» **Given records**
▼

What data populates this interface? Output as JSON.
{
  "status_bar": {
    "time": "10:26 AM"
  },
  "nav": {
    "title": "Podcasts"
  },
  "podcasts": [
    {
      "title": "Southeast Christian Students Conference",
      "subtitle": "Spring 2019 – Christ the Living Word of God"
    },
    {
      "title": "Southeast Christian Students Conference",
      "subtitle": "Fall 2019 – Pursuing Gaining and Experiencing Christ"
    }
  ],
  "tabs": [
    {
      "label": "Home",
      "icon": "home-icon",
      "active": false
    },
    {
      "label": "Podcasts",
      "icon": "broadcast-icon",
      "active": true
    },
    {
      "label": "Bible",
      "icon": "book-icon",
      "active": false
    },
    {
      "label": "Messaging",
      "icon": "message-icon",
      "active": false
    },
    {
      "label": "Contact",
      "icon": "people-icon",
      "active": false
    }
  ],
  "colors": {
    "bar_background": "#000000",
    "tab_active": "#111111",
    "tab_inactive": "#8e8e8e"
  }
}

▲

Would you give the material above again, complete and exact?

What data populates this interface? Output as JSON.
{
  "status_bar": {
    "time": "10:26 AM"
  },
  "nav": {
    "title": "Podcasts"
  },
  "podcasts": [
    {
      "title": "Southeast Christian Students Conference",
      "subtitle": "Spring 2019 – Christ the Living Word of God"
    },
    {
      "title": "Southeast Christian Students Conference",
      "subtitle": "Fall 2019 – Pursuing Gaining and Experiencing Christ"
    }
  ],
  "tabs": [
    {
      "label": "Home",
      "icon": "home-icon",
      "active": false
    },
    {
      "label": "Podcasts",
      "icon": "broadcast-icon",
      "active": true
    },
    {
      "label": "Bible",
      "icon": "book-icon",
      "active": false
    },
    {
      "label": "Messaging",
      "icon": "message-icon",
      "active": false
    },
    {
      "label": "Contact",
      "icon": "people-icon",
      "active": false
    }
  ],
  "colors": {
    "bar_background": "#000000",
    "tab_active": "#111111",
    "tab_inactive": "#8e8e8e"
  }
}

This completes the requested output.